DATA RECORDS:

_ _ _ _

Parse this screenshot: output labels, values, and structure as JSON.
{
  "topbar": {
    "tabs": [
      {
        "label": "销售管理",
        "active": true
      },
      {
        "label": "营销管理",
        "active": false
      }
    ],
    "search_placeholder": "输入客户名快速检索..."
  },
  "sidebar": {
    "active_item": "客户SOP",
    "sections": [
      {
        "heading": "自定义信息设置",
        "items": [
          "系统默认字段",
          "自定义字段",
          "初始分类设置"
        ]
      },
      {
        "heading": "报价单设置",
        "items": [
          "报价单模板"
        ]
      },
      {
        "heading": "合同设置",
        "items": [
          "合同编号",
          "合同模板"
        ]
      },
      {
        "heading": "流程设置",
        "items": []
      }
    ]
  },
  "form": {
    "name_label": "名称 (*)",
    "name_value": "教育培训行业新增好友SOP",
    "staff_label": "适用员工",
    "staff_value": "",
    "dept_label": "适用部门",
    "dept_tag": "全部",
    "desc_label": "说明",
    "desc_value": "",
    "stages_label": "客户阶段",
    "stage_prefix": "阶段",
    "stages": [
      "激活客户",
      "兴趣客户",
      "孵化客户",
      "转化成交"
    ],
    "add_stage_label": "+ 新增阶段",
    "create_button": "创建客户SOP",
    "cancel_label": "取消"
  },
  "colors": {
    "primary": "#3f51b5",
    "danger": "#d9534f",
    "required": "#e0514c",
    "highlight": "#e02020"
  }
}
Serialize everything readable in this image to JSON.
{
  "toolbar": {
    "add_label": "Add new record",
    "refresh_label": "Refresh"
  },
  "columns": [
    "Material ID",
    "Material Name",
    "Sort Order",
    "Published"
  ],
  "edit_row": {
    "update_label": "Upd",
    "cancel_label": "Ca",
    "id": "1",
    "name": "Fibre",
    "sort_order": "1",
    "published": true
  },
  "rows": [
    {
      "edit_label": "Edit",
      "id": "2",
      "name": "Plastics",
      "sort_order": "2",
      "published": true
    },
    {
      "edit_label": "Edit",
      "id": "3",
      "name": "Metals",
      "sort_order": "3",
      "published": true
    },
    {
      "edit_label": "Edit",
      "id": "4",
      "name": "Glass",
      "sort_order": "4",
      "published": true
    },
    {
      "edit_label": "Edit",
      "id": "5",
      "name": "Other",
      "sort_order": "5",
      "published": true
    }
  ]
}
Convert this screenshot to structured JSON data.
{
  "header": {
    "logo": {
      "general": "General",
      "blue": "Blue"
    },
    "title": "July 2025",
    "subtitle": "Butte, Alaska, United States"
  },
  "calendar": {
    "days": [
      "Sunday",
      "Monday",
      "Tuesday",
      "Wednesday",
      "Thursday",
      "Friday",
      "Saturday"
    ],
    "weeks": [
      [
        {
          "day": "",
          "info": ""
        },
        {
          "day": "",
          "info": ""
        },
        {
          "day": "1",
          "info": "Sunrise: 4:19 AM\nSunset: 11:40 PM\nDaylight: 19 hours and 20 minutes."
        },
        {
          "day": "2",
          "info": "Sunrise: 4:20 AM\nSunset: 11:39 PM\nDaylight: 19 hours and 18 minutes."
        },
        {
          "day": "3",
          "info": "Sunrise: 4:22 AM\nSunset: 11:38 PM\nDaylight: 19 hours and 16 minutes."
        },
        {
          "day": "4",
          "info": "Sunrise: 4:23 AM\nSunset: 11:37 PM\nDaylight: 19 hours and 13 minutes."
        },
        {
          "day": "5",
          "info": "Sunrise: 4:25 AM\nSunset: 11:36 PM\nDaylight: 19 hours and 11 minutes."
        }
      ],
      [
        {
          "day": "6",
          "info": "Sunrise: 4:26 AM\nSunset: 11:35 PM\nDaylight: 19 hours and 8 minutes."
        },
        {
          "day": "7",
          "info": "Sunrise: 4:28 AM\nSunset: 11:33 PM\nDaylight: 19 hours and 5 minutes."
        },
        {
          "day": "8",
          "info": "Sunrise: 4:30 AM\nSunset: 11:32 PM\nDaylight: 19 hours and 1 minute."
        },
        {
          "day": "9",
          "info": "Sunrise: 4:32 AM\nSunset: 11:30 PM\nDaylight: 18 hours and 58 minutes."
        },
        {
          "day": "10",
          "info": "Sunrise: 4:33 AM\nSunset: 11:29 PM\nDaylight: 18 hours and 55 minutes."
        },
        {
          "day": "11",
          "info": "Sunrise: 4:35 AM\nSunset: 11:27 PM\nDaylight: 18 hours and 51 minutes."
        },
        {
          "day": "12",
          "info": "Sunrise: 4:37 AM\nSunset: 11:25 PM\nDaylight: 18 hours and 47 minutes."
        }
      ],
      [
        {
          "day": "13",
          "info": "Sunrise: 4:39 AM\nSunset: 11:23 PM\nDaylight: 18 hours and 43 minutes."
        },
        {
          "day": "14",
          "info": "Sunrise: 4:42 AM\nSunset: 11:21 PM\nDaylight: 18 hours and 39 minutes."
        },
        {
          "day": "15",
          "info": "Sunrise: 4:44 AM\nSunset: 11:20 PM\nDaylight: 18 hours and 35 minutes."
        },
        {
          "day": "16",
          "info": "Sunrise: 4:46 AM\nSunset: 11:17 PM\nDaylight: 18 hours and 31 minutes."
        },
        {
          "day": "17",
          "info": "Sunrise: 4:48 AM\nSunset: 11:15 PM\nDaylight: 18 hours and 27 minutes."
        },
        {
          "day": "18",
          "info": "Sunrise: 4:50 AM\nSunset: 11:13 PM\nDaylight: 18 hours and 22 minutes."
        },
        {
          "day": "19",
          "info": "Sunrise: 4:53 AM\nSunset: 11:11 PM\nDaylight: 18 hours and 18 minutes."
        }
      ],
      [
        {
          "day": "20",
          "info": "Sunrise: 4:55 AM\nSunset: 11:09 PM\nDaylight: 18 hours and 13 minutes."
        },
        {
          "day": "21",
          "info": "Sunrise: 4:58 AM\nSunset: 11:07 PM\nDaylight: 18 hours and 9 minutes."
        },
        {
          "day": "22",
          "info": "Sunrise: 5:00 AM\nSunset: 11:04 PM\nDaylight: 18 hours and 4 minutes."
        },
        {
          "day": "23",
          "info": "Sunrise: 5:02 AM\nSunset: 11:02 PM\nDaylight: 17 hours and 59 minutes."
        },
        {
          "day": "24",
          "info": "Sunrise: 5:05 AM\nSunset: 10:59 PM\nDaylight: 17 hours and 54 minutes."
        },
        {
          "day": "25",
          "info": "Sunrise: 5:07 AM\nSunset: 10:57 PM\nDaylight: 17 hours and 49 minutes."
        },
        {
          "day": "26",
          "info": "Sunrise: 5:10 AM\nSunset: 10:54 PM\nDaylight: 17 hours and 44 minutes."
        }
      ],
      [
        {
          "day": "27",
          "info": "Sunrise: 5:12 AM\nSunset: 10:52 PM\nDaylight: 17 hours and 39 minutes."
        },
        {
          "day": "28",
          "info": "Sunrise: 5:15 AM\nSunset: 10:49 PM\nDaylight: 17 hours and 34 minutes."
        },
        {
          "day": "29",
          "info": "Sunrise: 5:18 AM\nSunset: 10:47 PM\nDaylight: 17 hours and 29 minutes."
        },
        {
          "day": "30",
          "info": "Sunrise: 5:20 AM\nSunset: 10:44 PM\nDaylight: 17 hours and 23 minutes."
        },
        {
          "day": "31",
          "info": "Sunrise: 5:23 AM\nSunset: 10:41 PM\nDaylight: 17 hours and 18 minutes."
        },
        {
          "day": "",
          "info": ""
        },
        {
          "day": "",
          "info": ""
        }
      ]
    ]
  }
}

_ _ _ _

THE PROBLEM:
From the preceding material, extract every line exactly.

ANSWER IN FULL:
Parse this screenshot: output labels, values, and structure as JSON.
{
  "topbar": {
    "tabs": [
      {
        "label": "销售管理",
        "active": true
      },
      {
        "label": "营销管理",
        "active": false
      }
    ],
    "search_placeholder": "输入客户名快速检索..."
  },
  "sidebar": {
    "active_item": "客户SOP",
    "sections": [
      {
        "heading": "自定义信息设置",
        "items": [
          "系统默认字段",
          "自定义字段",
          "初始分类设置"
        ]
      },
      {
        "heading": "报价单设置",
        "items": [
          "报价单模板"
        ]
      },
      {
        "heading": "合同设置",
        "items": [
          "合同编号",
          "合同模板"
        ]
      },
      {
        "heading": "流程设置",
        "items": []
      }
    ]
  },
  "form": {
    "name_label": "名称 (*)",
    "name_value": "教育培训行业新增好友SOP",
    "staff_label": "适用员工",
    "staff_value": "",
    "dept_label": "适用部门",
    "dept_tag": "全部",
    "desc_label": "说明",
    "desc_value": "",
    "stages_label": "客户阶段",
    "stage_prefix": "阶段",
    "stages": [
      "激活客户",
      "兴趣客户",
      "孵化客户",
      "转化成交"
    ],
    "add_stage_label": "+ 新增阶段",
    "create_button": "创建客户SOP",
    "cancel_label": "取消"
  },
  "colors": {
    "primary": "#3f51b5",
    "danger": "#d9534f",
    "required": "#e0514c",
    "highlight": "#e02020"
  }
}
Serialize everything readable in this image to JSON.
{
  "toolbar": {
    "add_label": "Add new record",
    "refresh_label": "Refresh"
  },
  "columns": [
    "Material ID",
    "Material Name",
    "Sort Order",
    "Published"
  ],
  "edit_row": {
    "update_label": "Upd",
    "cancel_label": "Ca",
    "id": "1",
    "name": "Fibre",
    "sort_order": "1",
    "published": true
  },
  "rows": [
    {
      "edit_label": "Edit",
      "id": "2",
      "name": "Plastics",
      "sort_order": "2",
      "published": true
    },
    {
      "edit_label": "Edit",
      "id": "3",
      "name": "Metals",
      "sort_order": "3",
      "published": true
    },
    {
      "edit_label": "Edit",
      "id": "4",
      "name": "Glass",
      "sort_order": "4",
      "published": true
    },
    {
      "edit_label": "Edit",
      "id": "5",
      "name": "Other",
      "sort_order": "5",
      "published": true
    }
  ]
}
Convert this screenshot to structured JSON data.
{
  "header": {
    "logo": {
      "general": "General",
      "blue": "Blue"
    },
    "title": "July 2025",
    "subtitle": "Butte, Alaska, United States"
  },
  "calendar": {
    "days": [
      "Sunday",
      "Monday",
      "Tuesday",
      "Wednesday",
      "Thursday",
      "Friday",
      "Saturday"
    ],
    "weeks": [
      [
        {
          "day": "",
          "info": ""
        },
        {
          "day": "",
          "info": ""
        },
        {
          "day": "1",
          "info": "Sunrise: 4:19 AM\nSunset: 11:40 PM\nDaylight: 19 hours and 20 minutes."
        },
        {
          "day": "2",
          "info": "Sunrise: 4:20 AM\nSunset: 11:39 PM\nDaylight: 19 hours and 18 minutes."
        },
        {
          "day": "3",
          "info": "Sunrise: 4:22 AM\nSunset: 11:38 PM\nDaylight: 19 hours and 16 minutes."
        },
        {
          "day": "4",
          "info": "Sunrise: 4:23 AM\nSunset: 11:37 PM\nDaylight: 19 hours and 13 minutes."
        },
        {
          "day": "5",
          "info": "Sunrise: 4:25 AM\nSunset: 11:36 PM\nDaylight: 19 hours and 11 minutes."
        }
      ],
      [
        {
          "day": "6",
          "info": "Sunrise: 4:26 AM\nSunset: 11:35 PM\nDaylight: 19 hours and 8 minutes."
        },
        {
          "day": "7",
          "info": "Sunrise: 4:28 AM\nSunset: 11:33 PM\nDaylight: 19 hours and 5 minutes."
        },
        {
          "day": "8",
          "info": "Sunrise: 4:30 AM\nSunset: 11:32 PM\nDaylight: 19 hours and 1 minute."
        },
        {
          "day": "9",
          "info": "Sunrise: 4:32 AM\nSunset: 11:30 PM\nDaylight: 18 hours and 58 minutes."
        },
        {
          "day": "10",
          "info": "Sunrise: 4:33 AM\nSunset: 11:29 PM\nDaylight: 18 hours and 55 minutes."
        },
        {
          "day": "11",
          "info": "Sunrise: 4:35 AM\nSunset: 11:27 PM\nDaylight: 18 hours and 51 minutes."
        },
        {
          "day": "12",
          "info": "Sunrise: 4:37 AM\nSunset: 11:25 PM\nDaylight: 18 hours and 47 minutes."
        }
      ],
      [
        {
          "day": "13",
          "info": "Sunrise: 4:39 AM\nSunset: 11:23 PM\nDaylight: 18 hours and 43 minutes."
        },
        {
          "day": "14",
          "info": "Sunrise: 4:42 AM\nSunset: 11:21 PM\nDaylight: 18 hours and 39 minutes."
        },
        {
          "day": "15",
          "info": "Sunrise: 4:44 AM\nSunset: 11:20 PM\nDaylight: 18 hours and 35 minutes."
        },
        {
          "day": "16",
          "info": "Sunrise: 4:46 AM\nSunset: 11:17 PM\nDaylight: 18 hours and 31 minutes."
        },
        {
          "day": "17",
          "info": "Sunrise: 4:48 AM\nSunset: 11:15 PM\nDaylight: 18 hours and 27 minutes."
        },
        {
          "day": "18",
          "info": "Sunrise: 4:50 AM\nSunset: 11:13 PM\nDaylight: 18 hours and 22 minutes."
        },
        {
          "day": "19",
          "info": "Sunrise: 4:53 AM\nSunset: 11:11 PM\nDaylight: 18 hours and 18 minutes."
        }
      ],
      [
        {
          "day": "20",
          "info": "Sunrise: 4:55 AM\nSunset: 11:09 PM\nDaylight: 18 hours and 13 minutes."
        },
        {
          "day": "21",
          "info": "Sunrise: 4:58 AM\nSunset: 11:07 PM\nDaylight: 18 hours and 9 minutes."
        },
        {
          "day": "22",
          "info": "Sunrise: 5:00 AM\nSunset: 11:04 PM\nDaylight: 18 hours and 4 minutes."
        },
        {
          "day": "23",
          "info": "Sunrise: 5:02 AM\nSunset: 11:02 PM\nDaylight: 17 hours and 59 minutes."
        },
        {
          "day": "24",
          "info": "Sunrise: 5:05 AM\nSunset: 10:59 PM\nDaylight: 17 hours and 54 minutes."
        },
        {
          "day": "25",
          "info": "Sunrise: 5:07 AM\nSunset: 10:57 PM\nDaylight: 17 hours and 49 minutes."
        },
        {
          "day": "26",
          "info": "Sunrise: 5:10 AM\nSunset: 10:54 PM\nDaylight: 17 hours and 44 minutes."
        }
      ],
      [
        {
          "day": "27",
          "info": "Sunrise: 5:12 AM\nSunset: 10:52 PM\nDaylight: 17 hours and 39 minutes."
        },
        {
          "day": "28",
          "info": "Sunrise: 5:15 AM\nSunset: 10:49 PM\nDaylight: 17 hours and 34 minutes."
        },
        {
          "day": "29",
          "info": "Sunrise: 5:18 AM\nSunset: 10:47 PM\nDaylight: 17 hours and 29 minutes."
        },
        {
          "day": "30",
          "info": "Sunrise: 5:20 AM\nSunset: 10:44 PM\nDaylight: 17 hours and 23 minutes."
        },
        {
          "day": "31",
          "info": "Sunrise: 5:23 AM\nSunset: 10:41 PM\nDaylight: 17 hours and 18 minutes."
        },
        {
          "day": "",
          "info": ""
        },
        {
          "day": "",
          "info": ""
        }
      ]
    ]
  }
}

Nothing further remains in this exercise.